*PROBLEM TO SOLVE:*
Copy each line containing the word "списке" from the records that follow, please.

*DATA TO USE:*
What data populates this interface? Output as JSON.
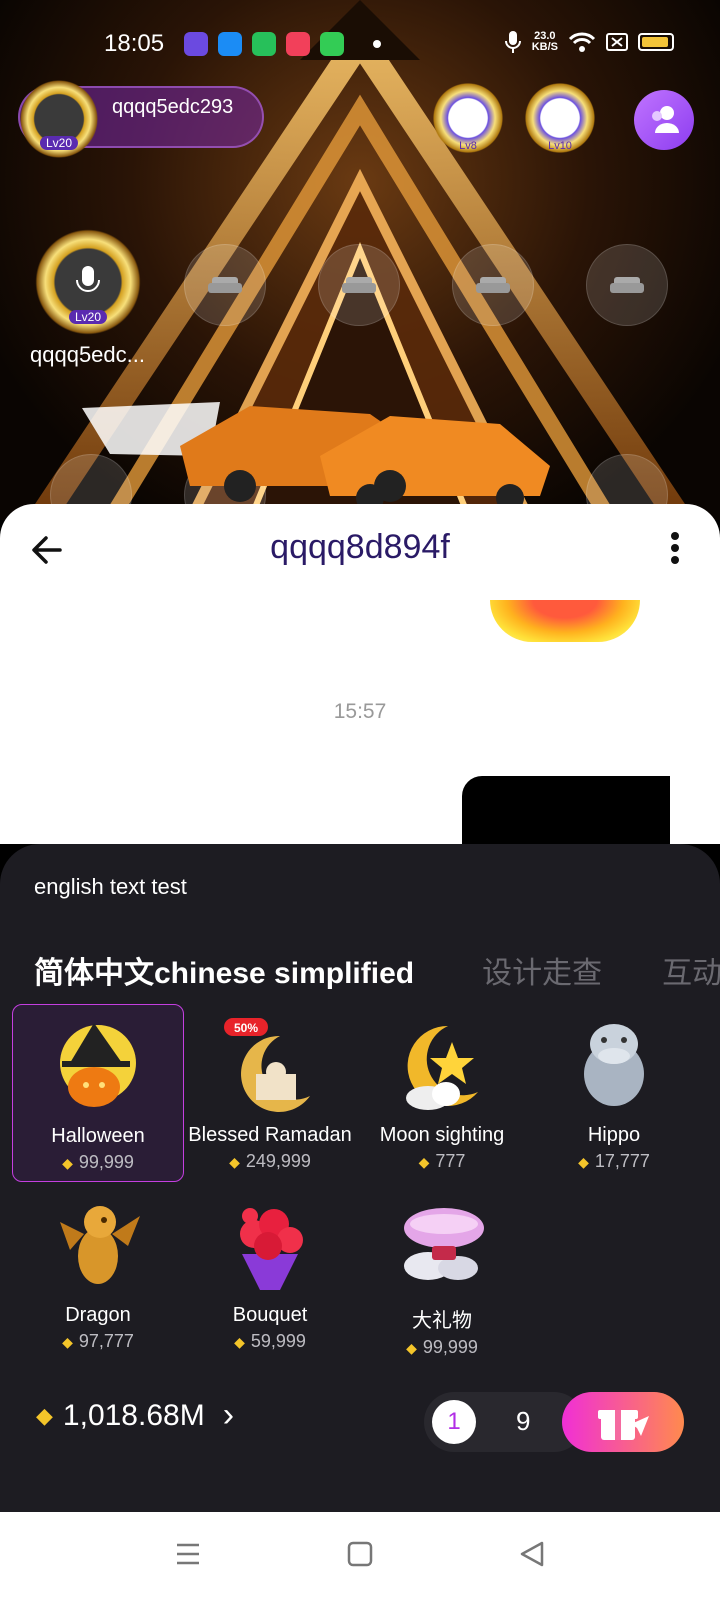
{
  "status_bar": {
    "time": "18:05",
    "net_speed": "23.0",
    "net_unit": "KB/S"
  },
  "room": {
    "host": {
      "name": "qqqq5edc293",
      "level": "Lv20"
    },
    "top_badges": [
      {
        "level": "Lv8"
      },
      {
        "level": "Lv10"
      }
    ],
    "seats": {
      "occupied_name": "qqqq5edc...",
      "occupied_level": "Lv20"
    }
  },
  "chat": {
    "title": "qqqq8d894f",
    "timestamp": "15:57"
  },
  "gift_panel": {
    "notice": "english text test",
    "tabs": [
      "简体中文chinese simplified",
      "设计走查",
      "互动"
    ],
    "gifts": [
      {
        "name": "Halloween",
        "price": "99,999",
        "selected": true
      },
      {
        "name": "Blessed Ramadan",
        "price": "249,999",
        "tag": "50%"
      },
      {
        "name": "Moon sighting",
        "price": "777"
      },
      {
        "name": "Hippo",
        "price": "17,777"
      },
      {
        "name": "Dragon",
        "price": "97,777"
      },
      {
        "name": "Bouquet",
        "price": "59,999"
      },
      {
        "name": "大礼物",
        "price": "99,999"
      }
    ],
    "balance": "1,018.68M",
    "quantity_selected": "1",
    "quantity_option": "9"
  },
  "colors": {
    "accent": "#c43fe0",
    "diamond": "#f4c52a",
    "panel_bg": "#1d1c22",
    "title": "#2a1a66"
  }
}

---

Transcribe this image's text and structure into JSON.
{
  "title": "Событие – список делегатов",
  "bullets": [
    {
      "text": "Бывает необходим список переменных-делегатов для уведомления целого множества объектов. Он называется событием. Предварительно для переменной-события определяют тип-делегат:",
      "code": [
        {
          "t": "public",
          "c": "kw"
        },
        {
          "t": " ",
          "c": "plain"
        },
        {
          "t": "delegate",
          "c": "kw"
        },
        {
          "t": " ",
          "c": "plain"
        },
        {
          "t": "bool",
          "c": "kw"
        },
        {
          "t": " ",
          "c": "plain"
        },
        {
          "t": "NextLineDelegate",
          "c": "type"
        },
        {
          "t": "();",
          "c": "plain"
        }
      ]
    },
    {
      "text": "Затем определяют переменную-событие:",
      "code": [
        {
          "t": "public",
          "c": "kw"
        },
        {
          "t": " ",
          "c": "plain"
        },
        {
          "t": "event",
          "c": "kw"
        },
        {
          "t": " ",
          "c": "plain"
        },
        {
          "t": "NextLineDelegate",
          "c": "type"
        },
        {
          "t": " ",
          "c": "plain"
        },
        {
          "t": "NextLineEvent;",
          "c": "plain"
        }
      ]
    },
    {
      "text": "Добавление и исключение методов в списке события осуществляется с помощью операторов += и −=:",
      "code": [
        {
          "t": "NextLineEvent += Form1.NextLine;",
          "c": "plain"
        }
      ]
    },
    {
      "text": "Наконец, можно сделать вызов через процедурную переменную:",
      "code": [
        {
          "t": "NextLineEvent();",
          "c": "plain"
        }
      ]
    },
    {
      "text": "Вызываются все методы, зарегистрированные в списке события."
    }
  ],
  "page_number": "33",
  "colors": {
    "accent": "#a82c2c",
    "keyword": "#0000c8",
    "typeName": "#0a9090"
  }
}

---

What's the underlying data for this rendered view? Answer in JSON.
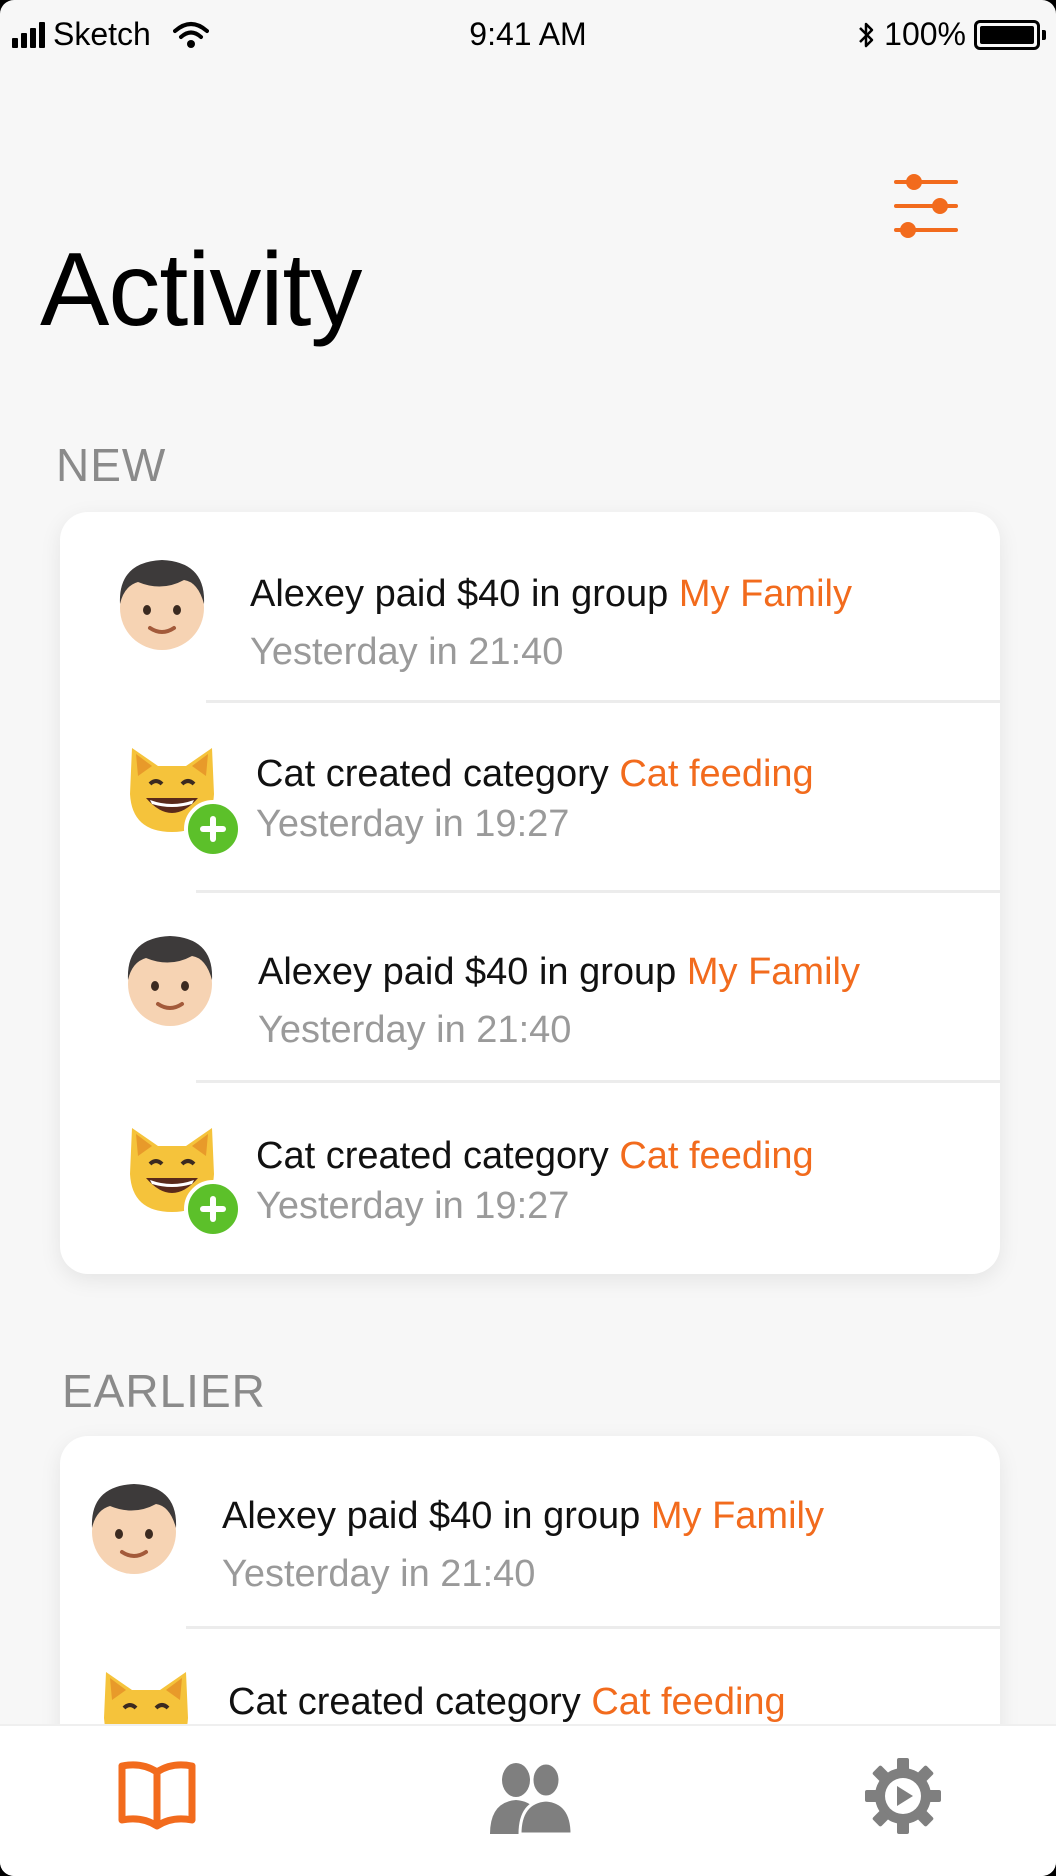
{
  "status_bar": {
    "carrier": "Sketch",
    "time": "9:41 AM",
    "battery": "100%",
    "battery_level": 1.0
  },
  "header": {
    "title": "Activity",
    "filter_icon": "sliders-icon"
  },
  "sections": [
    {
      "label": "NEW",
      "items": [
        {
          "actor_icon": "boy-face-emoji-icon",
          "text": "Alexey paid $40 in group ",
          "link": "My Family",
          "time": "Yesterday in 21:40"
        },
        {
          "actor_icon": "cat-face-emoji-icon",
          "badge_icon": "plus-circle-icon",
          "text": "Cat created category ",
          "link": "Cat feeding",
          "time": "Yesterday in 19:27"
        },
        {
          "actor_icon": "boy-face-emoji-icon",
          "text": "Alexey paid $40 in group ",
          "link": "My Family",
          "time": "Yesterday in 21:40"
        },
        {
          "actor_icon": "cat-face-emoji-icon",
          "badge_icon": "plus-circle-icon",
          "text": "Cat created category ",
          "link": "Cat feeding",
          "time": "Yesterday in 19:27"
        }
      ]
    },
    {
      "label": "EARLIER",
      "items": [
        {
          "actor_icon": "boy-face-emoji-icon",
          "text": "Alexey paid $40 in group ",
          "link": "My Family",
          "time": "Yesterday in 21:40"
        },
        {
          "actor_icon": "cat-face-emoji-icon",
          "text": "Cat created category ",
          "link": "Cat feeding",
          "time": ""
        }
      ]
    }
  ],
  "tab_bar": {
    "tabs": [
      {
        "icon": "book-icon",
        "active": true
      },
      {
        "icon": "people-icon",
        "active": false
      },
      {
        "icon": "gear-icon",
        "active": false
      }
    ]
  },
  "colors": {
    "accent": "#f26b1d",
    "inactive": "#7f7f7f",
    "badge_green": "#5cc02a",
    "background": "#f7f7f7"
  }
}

*THE COMPLETED TASK:*
      "text": "Добавление и исключение методов в списке события осуществляется с помощью операторов += и −=:",
      "text": "Вызываются все методы, зарегистрированные в списке события."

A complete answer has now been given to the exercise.